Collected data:
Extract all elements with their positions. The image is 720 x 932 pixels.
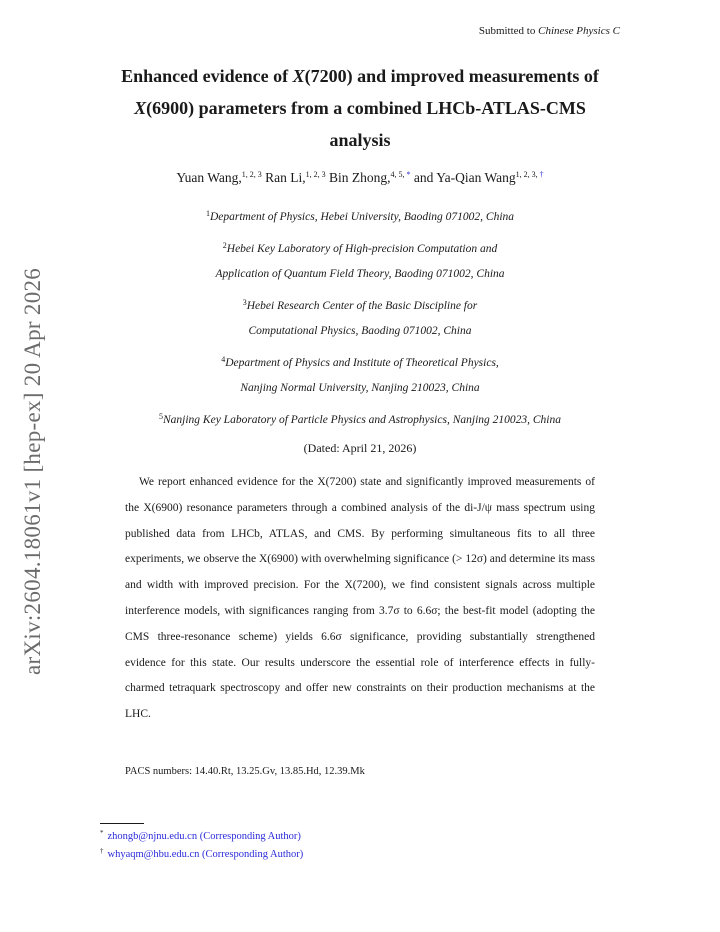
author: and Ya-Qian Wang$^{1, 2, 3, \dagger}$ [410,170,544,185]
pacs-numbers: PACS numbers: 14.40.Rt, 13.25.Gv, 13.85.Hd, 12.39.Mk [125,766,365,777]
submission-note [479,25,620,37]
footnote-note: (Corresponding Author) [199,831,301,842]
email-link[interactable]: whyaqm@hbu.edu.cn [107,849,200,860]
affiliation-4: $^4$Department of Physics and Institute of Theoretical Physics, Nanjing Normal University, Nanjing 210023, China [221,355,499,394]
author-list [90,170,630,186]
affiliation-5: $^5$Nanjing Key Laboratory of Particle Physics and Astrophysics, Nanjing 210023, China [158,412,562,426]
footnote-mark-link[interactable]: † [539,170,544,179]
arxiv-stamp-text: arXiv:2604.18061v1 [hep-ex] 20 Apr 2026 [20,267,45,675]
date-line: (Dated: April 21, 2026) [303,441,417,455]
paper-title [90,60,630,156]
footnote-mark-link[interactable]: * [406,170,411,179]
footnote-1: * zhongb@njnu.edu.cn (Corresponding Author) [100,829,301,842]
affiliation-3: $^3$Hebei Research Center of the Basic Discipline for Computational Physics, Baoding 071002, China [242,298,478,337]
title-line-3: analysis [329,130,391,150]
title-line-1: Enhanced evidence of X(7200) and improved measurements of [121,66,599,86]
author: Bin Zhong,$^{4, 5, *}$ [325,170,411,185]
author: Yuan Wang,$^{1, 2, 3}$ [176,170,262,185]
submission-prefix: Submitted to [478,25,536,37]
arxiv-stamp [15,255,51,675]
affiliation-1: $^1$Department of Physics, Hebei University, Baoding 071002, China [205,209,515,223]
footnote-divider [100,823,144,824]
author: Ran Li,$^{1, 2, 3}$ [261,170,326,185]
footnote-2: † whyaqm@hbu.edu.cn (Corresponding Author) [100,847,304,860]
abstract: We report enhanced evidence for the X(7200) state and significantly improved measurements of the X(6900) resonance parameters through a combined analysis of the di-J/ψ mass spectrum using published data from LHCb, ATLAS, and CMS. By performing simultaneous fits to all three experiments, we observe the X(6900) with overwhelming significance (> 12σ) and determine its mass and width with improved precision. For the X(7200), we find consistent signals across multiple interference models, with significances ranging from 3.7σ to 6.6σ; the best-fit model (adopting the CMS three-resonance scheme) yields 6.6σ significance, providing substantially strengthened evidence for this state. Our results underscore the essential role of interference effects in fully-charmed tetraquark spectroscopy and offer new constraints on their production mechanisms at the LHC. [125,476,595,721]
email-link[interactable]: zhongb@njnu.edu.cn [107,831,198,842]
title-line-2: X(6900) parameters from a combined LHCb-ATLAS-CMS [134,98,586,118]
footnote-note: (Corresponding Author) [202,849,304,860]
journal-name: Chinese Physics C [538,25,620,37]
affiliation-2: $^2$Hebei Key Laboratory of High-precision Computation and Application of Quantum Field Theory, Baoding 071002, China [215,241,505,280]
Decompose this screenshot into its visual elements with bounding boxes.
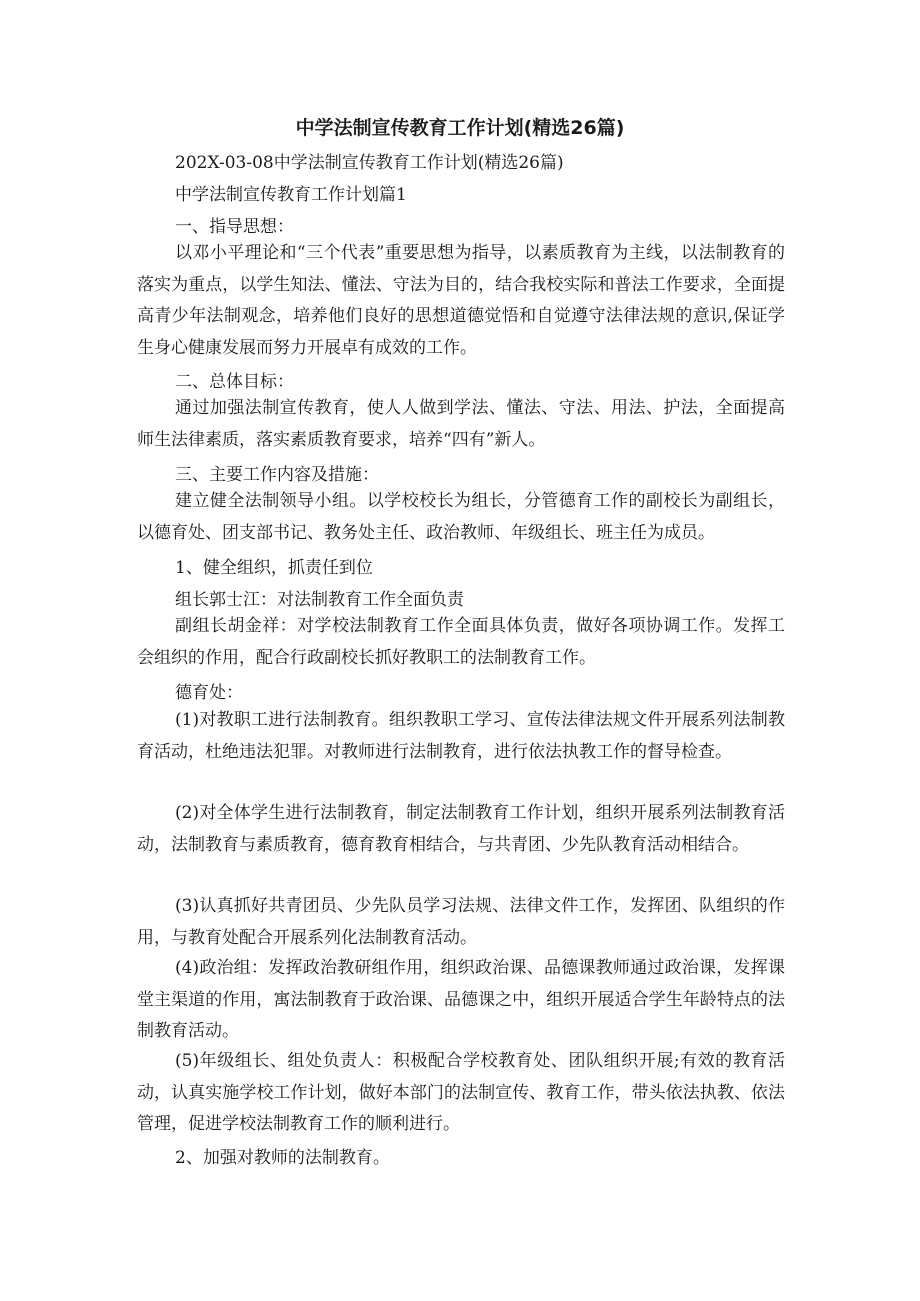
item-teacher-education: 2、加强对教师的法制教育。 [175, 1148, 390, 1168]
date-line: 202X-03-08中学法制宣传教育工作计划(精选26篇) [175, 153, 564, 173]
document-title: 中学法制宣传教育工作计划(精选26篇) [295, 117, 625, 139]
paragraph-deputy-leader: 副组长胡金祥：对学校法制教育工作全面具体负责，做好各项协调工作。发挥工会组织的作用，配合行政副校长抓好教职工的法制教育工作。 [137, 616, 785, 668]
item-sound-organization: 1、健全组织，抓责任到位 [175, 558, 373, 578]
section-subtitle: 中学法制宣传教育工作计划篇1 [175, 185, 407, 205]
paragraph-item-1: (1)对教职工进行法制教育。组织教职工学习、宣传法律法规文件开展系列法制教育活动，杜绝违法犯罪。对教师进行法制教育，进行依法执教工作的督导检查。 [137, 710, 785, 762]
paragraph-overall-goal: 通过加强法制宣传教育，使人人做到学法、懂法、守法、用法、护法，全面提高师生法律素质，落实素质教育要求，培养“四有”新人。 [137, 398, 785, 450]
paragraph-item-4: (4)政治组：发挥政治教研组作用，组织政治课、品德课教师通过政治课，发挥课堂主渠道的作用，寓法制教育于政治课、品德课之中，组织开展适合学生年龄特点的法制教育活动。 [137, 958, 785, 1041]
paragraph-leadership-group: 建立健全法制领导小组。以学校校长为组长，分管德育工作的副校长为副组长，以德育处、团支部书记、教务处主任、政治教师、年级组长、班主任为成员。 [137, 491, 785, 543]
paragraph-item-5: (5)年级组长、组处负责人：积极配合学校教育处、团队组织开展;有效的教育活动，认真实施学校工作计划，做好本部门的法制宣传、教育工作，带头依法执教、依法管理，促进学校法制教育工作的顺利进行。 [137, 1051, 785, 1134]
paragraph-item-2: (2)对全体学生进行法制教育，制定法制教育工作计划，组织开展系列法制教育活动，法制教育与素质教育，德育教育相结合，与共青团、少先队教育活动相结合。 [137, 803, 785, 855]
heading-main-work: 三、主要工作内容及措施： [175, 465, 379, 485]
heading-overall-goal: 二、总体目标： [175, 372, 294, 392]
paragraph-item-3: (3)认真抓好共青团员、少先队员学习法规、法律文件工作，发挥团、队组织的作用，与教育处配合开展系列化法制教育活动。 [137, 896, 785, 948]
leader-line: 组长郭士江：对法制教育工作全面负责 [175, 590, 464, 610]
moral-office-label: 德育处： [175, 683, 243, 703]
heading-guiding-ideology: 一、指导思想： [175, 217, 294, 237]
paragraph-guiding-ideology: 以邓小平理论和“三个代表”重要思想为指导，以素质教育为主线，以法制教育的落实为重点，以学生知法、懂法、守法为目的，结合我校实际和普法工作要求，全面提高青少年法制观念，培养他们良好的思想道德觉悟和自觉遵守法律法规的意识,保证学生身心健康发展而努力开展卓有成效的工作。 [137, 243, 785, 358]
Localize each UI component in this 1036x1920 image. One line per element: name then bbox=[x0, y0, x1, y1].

= Exercise prompt =
Present every line of the records above as a Markdown table with the columns Row and Line. Put a running row number under Row and the line's text under Line, skip blank lines, and leave the pictures out.

= The completed task =
| Row | Line |
|---|---|
| 1 | Extract all elements with their positions. The image is 720 x 932 pixels. |
| 2 | author: and Ya-Qian Wang$^{1, 2, 3, \dagger}$ [410,170,544,185] |
| 3 | pacs-numbers: PACS numbers: 14.40.Rt, 13.25.Gv, 13.85.Hd, 12.39.Mk [125,766,365,777] |
| 4 | submission-note [479,25,620,37] |
| 5 | footnote-note: (Corresponding Author) [199,831,301,842] |
| 6 | email-link[interactable]: whyaqm@hbu.edu.cn [107,849,200,860] |
| 7 | affiliation-4: $^4$Department of Physics and Institute of Theoretical Physics, Nanjing Normal University, Nanjing 210023, China [221,355,499,394] |
| 8 | author-list [90,170,630,186] |
| 9 | affiliation-5: $^5$Nanjing Key Laboratory of Particle Physics and Astrophysics, Nanjing 210023, China [158,412,562,426] |
| 10 | footnote-mark-link[interactable]: † [539,170,544,179] |
| 11 | arxiv-stamp-text: arXiv:2604.18061v1 [hep-ex] 20 Apr 2026 [20,267,45,675] |
| 12 | date-line: (Dated: April 21, 2026) [303,441,417,455] |
| 13 | paper-title [90,60,630,156] |
| 14 | footnote-mark-link[interactable]: * [406,170,411,179] |
| 15 | footnote-1: * zhongb@njnu.edu.cn (Corresponding Author) [100,829,301,842] |
| 16 | affiliation-3: $^3$Hebei Research Center of the Basic Discipline for Computational Physics, Baoding 071002, China [242,298,478,337] |
| 17 | title-line-3: analysis [329,130,391,150] |
| 18 | title-line-1: Enhanced evidence of X(7200) and improved measurements of [121,66,599,86] |
| 19 | author: Bin Zhong,$^{4, 5, *}$ [325,170,411,185] |
| 20 | author: Yuan Wang,$^{1, 2, 3}$ [176,170,262,185] |
| 21 | submission-prefix: Submitted to [478,25,536,37] |
| 22 | arxiv-stamp [15,255,51,675] |
| 23 | affiliation-1: $^1$Department of Physics, Hebei University, Baoding 071002, China [205,209,515,223] |
| 24 | footnote-divider [100,823,144,824] |
| 25 | author: Ran Li,$^{1, 2, 3}$ [261,170,326,185] |
| 26 | footnote-2: † whyaqm@hbu.edu.cn (Corresponding Author) [100,847,304,860] |
| 27 | abstract: We report enhanced evidence for the X(7200) state and significantly improved measurements of the X(6900) resonance parameters through a combined analysis of the di-J/ψ mass spectrum using published data from LHCb, ATLAS, and CMS. By performing simultaneous fits to all three experiments, we observe the X(6900) with overwhelming significance (> 12σ) and determine its mass and width with improved precision. For the X(7200), we find consistent signals across multiple interference models, with significances ranging from 3.7σ to 6.6σ; the best-fit model (adopting the CMS three-resonance scheme) yields 6.6σ significance, providing substantially strengthened evidence for this state. Our results underscore the essential role of interference effects in fully-charmed tetraquark spectroscopy and offer new constraints on their production mechanisms at the LHC. [125,476,595,721] |
| 28 | email-link[interactable]: zhongb@njnu.edu.cn [107,831,198,842] |
| 29 | title-line-2: X(6900) parameters from a combined LHCb-ATLAS-CMS [134,98,586,118] |
| 30 | footnote-note: (Corresponding Author) [202,849,304,860] |
| 31 | journal-name: Chinese Physics C [538,25,620,37] |
| 32 | affiliation-2: $^2$Hebei Key Laboratory of High-precision Computation and Application of Quantum Field Theory, Baoding 071002, China [215,241,505,280] |
| 33 | Decompose this screenshot into its visual elements with bounding boxes. |
| 34 | item-teacher-education: 2、加强对教师的法制教育。 [175, 1148, 390, 1168] |
| 35 | date-line: 202X-03-08中学法制宣传教育工作计划(精选26篇) [175, 153, 564, 173] |
| 36 | document-title: 中学法制宣传教育工作计划(精选26篇) [295, 117, 625, 139] |
| 37 | paragraph-deputy-leader: 副组长胡金祥：对学校法制教育工作全面具体负责，做好各项协调工作。发挥工会组织的作用，配合行政副校长抓好教职工的法制教育工作。 [137, 616, 785, 668] |
| 38 | item-sound-organization: 1、健全组织，抓责任到位 [175, 558, 373, 578] |
| 39 | section-subtitle: 中学法制宣传教育工作计划篇1 [175, 185, 407, 205] |
| 40 | paragraph-item-1: (1)对教职工进行法制教育。组织教职工学习、宣传法律法规文件开展系列法制教育活动，杜绝违法犯罪。对教师进行法制教育，进行依法执教工作的督导检查。 [137, 710, 785, 762] |
| 41 | paragraph-overall-goal: 通过加强法制宣传教育，使人人做到学法、懂法、守法、用法、护法，全面提高师生法律素质，落实素质教育要求，培养“四有”新人。 [137, 398, 785, 450] |
| 42 | paragraph-item-4: (4)政治组：发挥政治教研组作用，组织政治课、品德课教师通过政治课，发挥课堂主渠道的作用，寓法制教育于政治课、品德课之中，组织开展适合学生年龄特点的法制教育活动。 [137, 958, 785, 1041] |
| 43 | paragraph-leadership-group: 建立健全法制领导小组。以学校校长为组长，分管德育工作的副校长为副组长，以德育处、团支部书记、教务处主任、政治教师、年级组长、班主任为成员。 [137, 491, 785, 543] |
| 44 | paragraph-item-5: (5)年级组长、组处负责人：积极配合学校教育处、团队组织开展;有效的教育活动，认真实施学校工作计划，做好本部门的法制宣传、教育工作，带头依法执教、依法管理，促进学校法制教育工作的顺利进行。 [137, 1051, 785, 1134] |
| 45 | paragraph-item-2: (2)对全体学生进行法制教育，制定法制教育工作计划，组织开展系列法制教育活动，法制教育与素质教育，德育教育相结合，与共青团、少先队教育活动相结合。 [137, 803, 785, 855] |
| 46 | heading-main-work: 三、主要工作内容及措施： [175, 465, 379, 485] |
| 47 | heading-overall-goal: 二、总体目标： [175, 372, 294, 392] |
| 48 | paragraph-item-3: (3)认真抓好共青团员、少先队员学习法规、法律文件工作，发挥团、队组织的作用，与教育处配合开展系列化法制教育活动。 [137, 896, 785, 948] |
| 49 | leader-line: 组长郭士江：对法制教育工作全面负责 [175, 590, 464, 610] |
| 50 | moral-office-label: 德育处： [175, 683, 243, 703] |
| 51 | heading-guiding-ideology: 一、指导思想： [175, 217, 294, 237] |
| 52 | paragraph-guiding-ideology: 以邓小平理论和“三个代表”重要思想为指导，以素质教育为主线，以法制教育的落实为重点，以学生知法、懂法、守法为目的，结合我校实际和普法工作要求，全面提高青少年法制观念，培养他们良好的思想道德觉悟和自觉遵守法律法规的意识,保证学生身心健康发展而努力开展卓有成效的工作。 [137, 243, 785, 358] |
| 53 | Localize each UI component in this 1036x1920 image. One line per element: name then bbox=[x0, y0, x1, y1]. |